| AIM OF THE TASK |
Write out each line in which the string "Mujer" is present.

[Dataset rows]

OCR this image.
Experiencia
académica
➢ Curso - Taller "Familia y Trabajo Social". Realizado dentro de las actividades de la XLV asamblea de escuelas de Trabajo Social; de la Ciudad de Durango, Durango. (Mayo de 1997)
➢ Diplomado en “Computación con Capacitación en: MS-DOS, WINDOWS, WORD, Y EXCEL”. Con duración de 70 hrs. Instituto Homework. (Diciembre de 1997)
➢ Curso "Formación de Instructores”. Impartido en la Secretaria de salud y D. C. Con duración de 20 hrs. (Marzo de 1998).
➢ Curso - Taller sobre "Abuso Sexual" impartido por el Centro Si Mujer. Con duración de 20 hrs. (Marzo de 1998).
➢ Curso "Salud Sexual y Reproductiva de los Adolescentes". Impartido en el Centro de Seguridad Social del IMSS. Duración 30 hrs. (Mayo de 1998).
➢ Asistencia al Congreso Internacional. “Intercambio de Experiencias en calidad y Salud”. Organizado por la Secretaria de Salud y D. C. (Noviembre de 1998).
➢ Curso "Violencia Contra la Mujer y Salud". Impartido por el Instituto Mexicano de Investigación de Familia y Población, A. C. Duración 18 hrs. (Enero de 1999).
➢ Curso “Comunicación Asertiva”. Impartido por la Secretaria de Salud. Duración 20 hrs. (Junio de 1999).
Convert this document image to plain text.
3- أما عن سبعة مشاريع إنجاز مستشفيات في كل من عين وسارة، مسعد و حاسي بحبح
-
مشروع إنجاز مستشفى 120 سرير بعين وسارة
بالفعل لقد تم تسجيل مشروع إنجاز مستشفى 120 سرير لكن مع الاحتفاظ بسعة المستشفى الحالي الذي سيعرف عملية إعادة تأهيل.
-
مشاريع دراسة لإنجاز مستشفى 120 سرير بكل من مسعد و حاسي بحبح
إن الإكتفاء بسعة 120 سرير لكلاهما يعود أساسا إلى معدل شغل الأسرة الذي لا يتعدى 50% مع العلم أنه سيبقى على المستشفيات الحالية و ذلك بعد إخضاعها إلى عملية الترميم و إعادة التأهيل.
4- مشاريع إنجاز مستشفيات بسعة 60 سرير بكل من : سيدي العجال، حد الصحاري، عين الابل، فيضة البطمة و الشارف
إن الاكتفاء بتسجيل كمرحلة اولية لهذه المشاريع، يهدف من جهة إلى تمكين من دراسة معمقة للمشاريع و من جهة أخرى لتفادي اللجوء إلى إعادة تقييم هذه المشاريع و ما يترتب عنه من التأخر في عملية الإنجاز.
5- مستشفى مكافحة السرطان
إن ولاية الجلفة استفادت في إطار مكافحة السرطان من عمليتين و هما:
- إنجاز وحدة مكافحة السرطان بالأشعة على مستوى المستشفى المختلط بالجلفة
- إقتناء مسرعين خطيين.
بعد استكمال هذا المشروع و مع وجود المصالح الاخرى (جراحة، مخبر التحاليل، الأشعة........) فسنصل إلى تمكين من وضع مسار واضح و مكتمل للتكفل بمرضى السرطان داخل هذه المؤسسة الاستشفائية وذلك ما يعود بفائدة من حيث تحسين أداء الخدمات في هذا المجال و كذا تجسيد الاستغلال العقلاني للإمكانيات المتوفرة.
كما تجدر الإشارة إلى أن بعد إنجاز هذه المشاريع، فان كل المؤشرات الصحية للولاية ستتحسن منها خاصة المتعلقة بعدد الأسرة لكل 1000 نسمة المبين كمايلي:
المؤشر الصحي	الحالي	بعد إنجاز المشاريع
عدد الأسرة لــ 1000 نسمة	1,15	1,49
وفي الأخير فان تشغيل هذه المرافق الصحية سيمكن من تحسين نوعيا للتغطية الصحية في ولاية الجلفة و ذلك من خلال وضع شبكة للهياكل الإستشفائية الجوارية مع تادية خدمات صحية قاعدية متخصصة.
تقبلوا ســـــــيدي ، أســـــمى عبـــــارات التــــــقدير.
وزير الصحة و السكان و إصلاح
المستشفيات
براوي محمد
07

| EXPECTED ANSWER |
➢ Curso - Taller sobre "Abuso Sexual" impartido por el Centro Si Mujer. Con duración de 20 hrs. (Marzo de 1998).
➢ Curso "Violencia Contra la Mujer y Salud". Impartido por el Instituto Mexicano de Investigación de Familia y Población, A. C. Duración 18 hrs. (Enero de 1999).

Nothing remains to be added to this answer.